§ YOUR OBJECTIVE
Give the count of lines containing the string "date", with no other output.

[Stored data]

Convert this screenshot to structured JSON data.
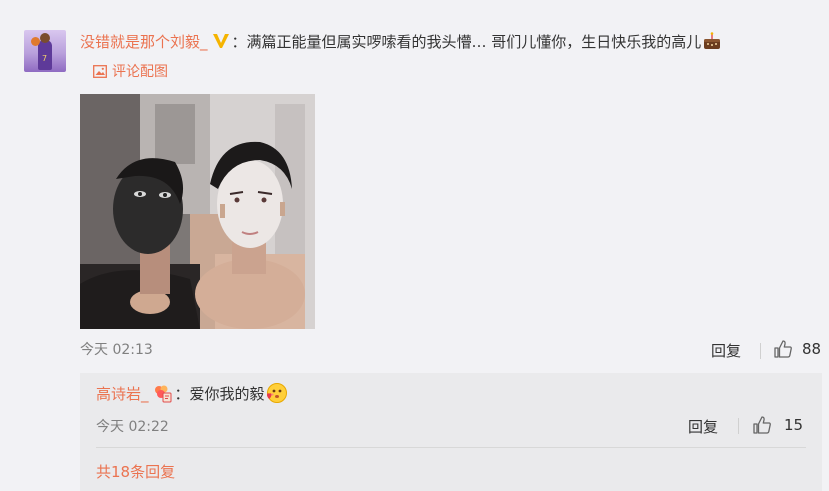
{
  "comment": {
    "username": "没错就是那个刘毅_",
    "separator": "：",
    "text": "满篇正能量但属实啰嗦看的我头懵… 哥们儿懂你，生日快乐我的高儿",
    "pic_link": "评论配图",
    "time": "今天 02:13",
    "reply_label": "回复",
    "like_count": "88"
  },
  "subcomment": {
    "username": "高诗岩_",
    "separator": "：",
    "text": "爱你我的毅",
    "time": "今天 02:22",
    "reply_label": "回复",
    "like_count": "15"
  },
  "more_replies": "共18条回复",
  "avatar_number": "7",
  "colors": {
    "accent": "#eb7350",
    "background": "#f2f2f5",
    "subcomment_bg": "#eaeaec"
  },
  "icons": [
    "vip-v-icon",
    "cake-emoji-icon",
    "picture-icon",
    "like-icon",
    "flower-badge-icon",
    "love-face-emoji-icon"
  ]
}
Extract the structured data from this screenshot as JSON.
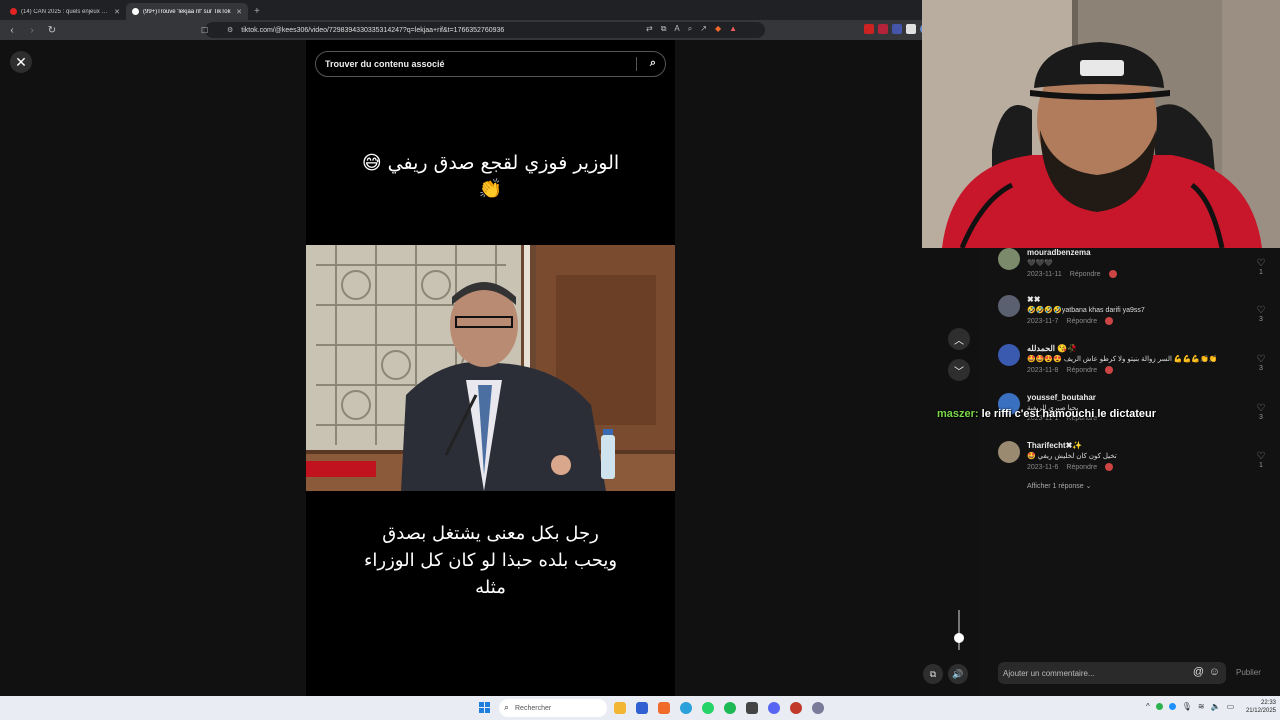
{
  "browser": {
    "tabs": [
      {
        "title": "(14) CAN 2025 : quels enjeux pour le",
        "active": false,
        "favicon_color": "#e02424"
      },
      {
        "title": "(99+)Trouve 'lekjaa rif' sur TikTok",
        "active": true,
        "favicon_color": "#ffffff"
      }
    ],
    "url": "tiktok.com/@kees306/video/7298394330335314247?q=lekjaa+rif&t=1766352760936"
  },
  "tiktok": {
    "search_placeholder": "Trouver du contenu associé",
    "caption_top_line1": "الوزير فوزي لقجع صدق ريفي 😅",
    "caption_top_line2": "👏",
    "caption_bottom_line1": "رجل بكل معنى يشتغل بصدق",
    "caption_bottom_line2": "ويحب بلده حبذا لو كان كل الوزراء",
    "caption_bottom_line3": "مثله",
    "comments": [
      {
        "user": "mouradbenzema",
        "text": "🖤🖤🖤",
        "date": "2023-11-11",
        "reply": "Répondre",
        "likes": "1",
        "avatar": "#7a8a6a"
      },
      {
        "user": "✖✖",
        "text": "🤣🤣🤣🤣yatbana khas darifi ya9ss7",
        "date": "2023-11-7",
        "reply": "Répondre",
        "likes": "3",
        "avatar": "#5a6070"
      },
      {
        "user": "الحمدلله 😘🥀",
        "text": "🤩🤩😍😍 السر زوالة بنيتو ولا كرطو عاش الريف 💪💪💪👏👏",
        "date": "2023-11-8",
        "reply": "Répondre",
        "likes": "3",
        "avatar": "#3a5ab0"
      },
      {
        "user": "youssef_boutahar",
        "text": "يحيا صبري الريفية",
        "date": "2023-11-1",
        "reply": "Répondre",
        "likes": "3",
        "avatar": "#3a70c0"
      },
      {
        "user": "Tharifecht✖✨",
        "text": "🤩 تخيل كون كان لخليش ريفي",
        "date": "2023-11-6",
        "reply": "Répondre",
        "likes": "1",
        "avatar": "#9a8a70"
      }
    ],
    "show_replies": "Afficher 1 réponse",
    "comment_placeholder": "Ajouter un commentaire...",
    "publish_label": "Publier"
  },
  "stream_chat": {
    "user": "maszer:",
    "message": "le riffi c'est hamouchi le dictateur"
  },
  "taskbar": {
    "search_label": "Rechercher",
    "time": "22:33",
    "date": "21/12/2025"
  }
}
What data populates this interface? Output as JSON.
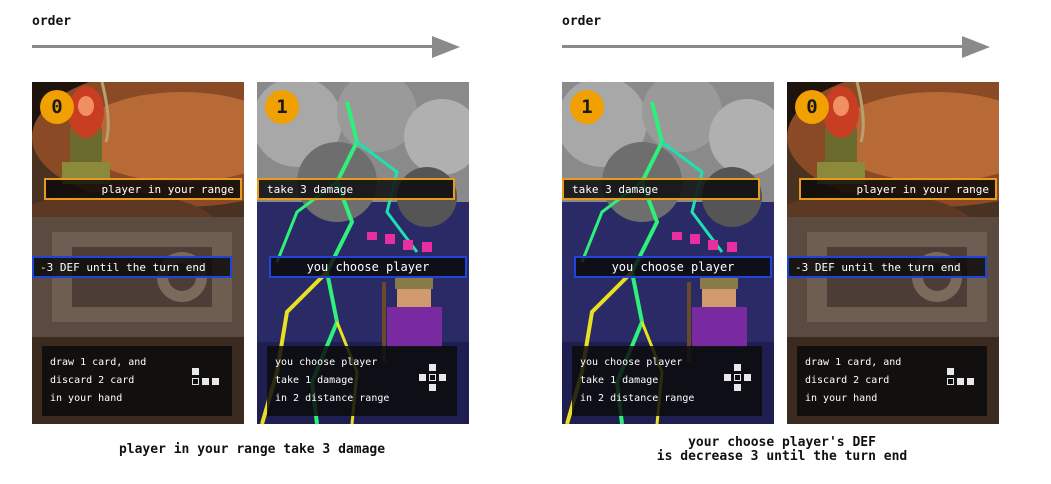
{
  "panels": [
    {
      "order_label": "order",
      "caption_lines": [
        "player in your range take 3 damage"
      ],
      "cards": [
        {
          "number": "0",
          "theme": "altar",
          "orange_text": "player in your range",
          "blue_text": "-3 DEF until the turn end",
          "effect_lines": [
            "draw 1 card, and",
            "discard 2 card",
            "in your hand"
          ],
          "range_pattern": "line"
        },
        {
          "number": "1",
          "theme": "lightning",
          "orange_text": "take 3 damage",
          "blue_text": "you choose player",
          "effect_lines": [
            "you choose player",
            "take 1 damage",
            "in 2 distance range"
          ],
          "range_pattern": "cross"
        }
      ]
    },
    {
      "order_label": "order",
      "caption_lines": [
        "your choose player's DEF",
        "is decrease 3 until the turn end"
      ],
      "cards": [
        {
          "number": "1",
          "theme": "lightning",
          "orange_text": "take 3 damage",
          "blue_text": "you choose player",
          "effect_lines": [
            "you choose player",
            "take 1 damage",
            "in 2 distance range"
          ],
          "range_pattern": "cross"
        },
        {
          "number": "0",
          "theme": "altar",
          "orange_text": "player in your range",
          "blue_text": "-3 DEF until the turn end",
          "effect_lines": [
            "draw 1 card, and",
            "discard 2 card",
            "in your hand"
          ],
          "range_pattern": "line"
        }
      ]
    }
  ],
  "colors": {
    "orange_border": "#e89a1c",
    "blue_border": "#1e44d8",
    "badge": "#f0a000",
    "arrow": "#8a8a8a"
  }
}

...

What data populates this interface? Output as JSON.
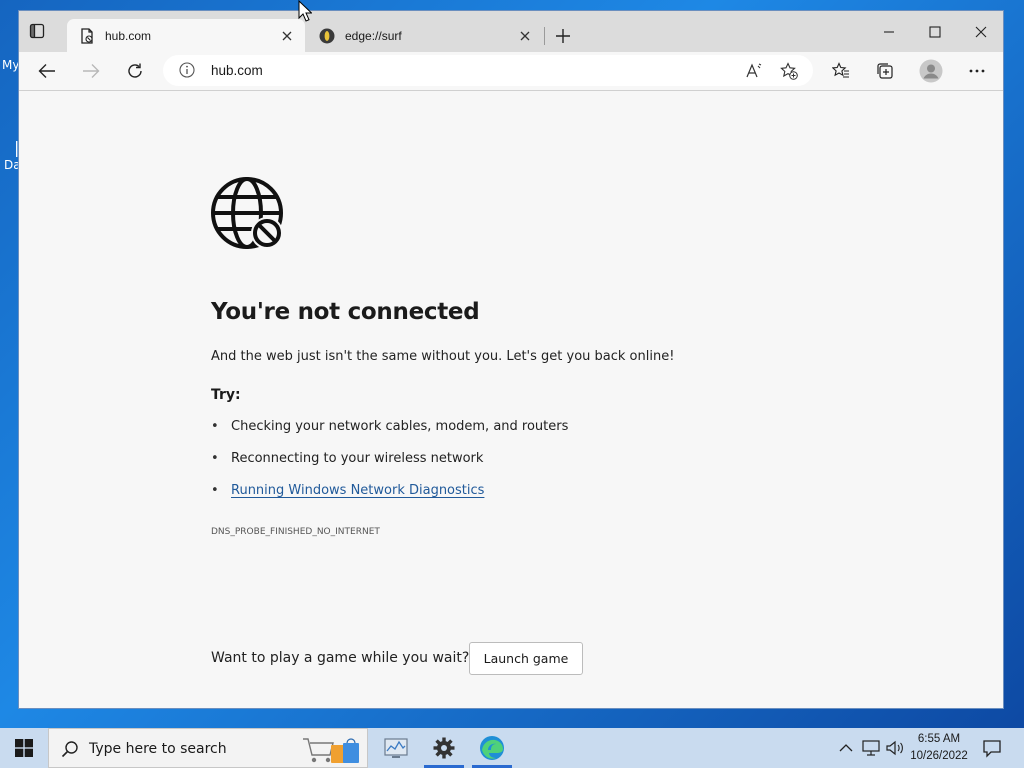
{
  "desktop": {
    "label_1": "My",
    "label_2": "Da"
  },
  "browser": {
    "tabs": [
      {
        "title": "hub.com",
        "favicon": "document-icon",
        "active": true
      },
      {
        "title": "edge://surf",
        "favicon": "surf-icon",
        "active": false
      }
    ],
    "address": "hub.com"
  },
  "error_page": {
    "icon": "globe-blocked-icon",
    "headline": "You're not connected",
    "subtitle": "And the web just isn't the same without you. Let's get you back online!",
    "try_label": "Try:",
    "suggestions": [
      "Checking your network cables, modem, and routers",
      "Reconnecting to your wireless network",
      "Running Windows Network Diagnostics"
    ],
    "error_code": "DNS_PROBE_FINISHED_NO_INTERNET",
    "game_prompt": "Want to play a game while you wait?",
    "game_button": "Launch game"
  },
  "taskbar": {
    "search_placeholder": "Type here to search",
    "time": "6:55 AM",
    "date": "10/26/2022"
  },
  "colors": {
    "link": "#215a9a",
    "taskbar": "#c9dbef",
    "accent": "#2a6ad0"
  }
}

§ COMPLETE RESPONSE
7